--- Start of DATA EXTRACT ---
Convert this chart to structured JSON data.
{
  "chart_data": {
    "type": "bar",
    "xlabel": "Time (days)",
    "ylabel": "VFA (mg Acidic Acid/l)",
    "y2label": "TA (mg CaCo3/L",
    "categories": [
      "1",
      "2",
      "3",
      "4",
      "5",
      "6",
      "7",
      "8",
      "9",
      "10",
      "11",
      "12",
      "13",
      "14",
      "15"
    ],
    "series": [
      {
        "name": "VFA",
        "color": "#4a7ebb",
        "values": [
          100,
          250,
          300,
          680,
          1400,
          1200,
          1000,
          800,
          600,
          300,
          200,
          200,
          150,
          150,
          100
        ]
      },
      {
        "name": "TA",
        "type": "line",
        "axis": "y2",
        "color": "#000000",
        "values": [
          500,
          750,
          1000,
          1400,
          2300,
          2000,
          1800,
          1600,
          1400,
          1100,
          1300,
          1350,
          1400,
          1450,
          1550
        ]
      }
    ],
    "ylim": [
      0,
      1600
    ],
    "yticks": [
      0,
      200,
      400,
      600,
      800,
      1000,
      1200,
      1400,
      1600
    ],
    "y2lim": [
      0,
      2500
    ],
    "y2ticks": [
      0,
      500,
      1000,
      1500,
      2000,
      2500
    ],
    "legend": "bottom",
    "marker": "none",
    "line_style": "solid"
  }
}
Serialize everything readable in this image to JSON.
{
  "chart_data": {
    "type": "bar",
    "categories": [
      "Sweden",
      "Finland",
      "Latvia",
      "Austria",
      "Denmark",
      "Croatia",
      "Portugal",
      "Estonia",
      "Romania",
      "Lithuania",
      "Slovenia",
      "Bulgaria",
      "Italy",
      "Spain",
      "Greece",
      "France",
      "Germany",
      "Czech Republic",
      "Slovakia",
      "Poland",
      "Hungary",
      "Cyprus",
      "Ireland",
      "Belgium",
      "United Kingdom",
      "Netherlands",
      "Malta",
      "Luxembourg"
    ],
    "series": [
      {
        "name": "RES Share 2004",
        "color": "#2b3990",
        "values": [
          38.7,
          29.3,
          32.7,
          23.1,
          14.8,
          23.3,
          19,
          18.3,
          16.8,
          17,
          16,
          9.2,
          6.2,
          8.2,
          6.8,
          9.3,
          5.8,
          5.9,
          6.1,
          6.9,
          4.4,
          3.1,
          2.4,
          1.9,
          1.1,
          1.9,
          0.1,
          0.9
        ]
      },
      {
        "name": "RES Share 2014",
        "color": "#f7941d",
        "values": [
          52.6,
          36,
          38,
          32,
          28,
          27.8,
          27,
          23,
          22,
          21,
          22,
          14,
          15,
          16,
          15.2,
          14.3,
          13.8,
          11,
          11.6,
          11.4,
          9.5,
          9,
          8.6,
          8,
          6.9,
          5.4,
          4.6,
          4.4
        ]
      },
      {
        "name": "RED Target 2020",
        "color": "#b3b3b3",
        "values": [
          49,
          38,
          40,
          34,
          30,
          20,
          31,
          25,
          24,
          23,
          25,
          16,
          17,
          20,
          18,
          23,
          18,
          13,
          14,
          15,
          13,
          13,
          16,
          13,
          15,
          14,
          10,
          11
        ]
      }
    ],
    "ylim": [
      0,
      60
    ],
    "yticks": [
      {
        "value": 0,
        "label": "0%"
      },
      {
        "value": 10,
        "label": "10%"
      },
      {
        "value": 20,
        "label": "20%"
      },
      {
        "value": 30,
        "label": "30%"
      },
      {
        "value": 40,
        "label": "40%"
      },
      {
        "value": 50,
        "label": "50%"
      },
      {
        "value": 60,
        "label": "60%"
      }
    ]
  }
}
--- End of DATA EXTRACT ---
--- Start of DATA EXTRACT ---
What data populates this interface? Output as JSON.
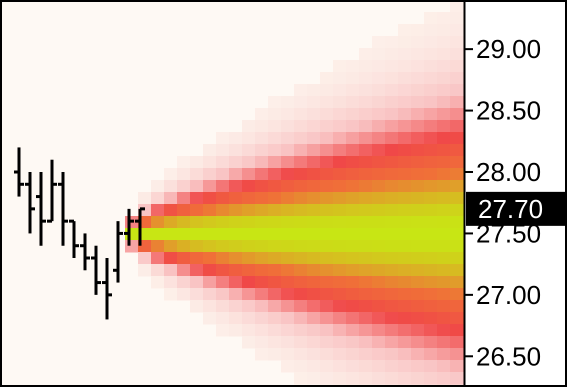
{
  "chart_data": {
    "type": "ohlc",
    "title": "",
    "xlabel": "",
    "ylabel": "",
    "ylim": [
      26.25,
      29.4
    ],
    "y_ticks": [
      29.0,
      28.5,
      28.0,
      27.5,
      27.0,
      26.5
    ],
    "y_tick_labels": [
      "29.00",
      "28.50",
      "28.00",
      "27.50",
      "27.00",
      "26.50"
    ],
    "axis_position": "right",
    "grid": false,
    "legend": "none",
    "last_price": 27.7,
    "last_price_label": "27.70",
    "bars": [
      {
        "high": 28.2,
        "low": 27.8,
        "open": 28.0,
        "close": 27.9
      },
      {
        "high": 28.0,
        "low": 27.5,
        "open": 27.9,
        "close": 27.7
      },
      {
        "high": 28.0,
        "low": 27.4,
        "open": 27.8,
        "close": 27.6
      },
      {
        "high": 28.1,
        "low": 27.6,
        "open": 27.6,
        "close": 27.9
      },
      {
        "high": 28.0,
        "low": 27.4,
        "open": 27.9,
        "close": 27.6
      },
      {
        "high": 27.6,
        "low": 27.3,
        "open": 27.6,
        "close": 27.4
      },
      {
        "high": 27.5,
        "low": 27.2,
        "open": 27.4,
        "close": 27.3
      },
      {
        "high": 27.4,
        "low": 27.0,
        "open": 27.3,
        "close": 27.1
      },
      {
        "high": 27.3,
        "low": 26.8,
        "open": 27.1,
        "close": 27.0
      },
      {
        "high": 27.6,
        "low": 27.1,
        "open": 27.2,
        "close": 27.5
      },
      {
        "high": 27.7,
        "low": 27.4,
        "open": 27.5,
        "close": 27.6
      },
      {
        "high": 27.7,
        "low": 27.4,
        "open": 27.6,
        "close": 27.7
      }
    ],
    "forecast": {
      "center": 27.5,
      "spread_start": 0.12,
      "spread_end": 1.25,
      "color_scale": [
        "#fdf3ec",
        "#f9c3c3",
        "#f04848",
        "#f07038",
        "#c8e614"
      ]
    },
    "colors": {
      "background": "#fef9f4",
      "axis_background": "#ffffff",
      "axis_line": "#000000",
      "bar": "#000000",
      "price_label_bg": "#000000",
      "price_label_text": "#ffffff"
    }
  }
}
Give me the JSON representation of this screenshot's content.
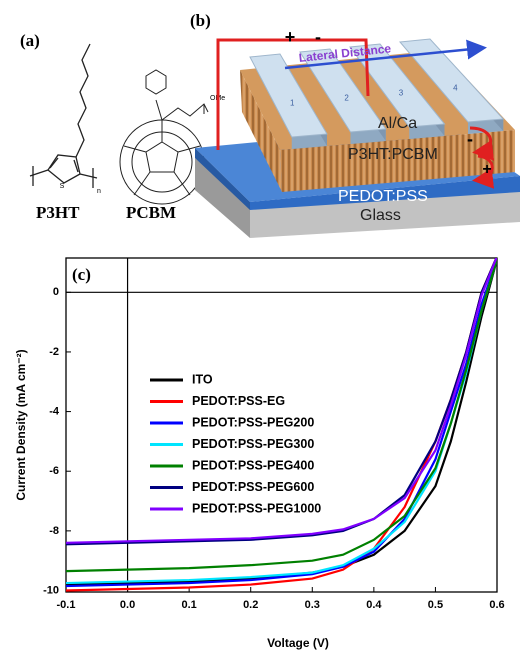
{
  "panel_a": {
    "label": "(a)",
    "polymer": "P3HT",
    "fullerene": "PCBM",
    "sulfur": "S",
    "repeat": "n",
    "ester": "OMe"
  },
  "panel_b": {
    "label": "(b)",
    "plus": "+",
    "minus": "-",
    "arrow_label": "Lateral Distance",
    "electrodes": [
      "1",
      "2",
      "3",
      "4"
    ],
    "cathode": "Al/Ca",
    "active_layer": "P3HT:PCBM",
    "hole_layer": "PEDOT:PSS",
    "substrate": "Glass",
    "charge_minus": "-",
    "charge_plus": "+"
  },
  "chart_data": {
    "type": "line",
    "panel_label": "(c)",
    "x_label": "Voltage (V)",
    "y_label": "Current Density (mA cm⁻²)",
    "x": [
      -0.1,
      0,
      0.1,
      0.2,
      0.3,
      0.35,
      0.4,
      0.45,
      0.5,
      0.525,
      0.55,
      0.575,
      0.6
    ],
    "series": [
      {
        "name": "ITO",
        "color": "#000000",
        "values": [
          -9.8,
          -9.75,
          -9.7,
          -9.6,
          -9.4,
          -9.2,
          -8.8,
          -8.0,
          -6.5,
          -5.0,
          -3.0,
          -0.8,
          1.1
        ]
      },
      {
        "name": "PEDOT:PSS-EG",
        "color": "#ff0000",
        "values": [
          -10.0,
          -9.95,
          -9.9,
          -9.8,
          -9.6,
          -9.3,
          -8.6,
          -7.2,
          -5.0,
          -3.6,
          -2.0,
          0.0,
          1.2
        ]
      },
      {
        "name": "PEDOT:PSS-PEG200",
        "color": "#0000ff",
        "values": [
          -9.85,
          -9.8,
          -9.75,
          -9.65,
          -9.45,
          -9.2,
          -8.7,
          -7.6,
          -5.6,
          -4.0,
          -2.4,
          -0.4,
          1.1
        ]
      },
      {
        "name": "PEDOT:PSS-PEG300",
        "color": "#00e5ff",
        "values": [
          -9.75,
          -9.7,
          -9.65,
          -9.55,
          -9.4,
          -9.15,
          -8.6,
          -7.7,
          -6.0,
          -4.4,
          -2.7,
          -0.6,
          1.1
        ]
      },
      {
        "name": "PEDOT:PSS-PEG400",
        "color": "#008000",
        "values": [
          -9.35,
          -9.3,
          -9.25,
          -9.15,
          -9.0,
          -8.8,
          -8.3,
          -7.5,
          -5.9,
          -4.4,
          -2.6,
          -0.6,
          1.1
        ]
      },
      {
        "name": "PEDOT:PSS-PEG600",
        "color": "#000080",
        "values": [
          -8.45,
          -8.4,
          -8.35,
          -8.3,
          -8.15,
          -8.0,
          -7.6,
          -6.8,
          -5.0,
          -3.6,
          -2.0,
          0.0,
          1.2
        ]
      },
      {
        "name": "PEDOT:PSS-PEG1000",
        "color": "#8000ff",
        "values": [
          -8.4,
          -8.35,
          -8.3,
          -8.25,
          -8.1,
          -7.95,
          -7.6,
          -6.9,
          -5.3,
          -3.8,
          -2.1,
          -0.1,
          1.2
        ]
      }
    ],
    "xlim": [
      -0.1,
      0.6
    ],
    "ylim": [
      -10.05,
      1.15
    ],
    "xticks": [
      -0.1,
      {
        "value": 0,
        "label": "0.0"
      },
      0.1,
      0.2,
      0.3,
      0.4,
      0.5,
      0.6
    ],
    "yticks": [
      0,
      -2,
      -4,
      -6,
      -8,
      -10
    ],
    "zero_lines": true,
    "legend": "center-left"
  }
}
--- End of DATA EXTRACT ---
## WHAT NEEDS TO BE DONE
In the listing, find every line with the word "open" and state how many there are, nothing more.

## RIGHT ANSWER
12